TASK DESCRIPTION: Locate the word "Enter" in the material, then show every line that holds it.

RECORDS PROVIDED:
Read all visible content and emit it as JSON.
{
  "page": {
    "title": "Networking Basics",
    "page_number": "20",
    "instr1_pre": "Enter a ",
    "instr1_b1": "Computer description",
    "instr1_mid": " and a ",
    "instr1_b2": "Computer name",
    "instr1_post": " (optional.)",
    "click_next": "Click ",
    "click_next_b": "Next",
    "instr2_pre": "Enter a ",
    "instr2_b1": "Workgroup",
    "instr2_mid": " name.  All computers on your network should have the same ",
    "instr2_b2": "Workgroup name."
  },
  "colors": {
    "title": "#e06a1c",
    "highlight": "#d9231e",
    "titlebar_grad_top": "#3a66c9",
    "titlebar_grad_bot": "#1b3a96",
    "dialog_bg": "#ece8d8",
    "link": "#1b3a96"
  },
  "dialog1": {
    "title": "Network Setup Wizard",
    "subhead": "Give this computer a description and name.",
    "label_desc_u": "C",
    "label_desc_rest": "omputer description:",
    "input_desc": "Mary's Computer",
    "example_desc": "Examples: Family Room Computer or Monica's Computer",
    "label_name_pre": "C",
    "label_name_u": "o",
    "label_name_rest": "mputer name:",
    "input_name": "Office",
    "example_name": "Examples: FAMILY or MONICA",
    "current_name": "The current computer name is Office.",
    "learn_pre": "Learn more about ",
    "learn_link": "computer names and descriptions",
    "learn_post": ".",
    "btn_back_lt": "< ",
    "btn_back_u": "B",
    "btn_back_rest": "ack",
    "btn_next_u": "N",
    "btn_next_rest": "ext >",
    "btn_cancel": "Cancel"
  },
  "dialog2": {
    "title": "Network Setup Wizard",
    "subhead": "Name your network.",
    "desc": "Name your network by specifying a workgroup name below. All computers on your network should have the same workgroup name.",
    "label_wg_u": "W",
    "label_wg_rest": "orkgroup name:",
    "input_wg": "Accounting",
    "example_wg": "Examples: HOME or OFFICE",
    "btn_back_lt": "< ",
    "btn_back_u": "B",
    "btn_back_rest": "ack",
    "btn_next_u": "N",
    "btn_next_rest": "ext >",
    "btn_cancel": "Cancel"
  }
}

TASK RESPONSE:
    "instr1_pre": "Enter a ",
    "instr2_pre": "Enter a ",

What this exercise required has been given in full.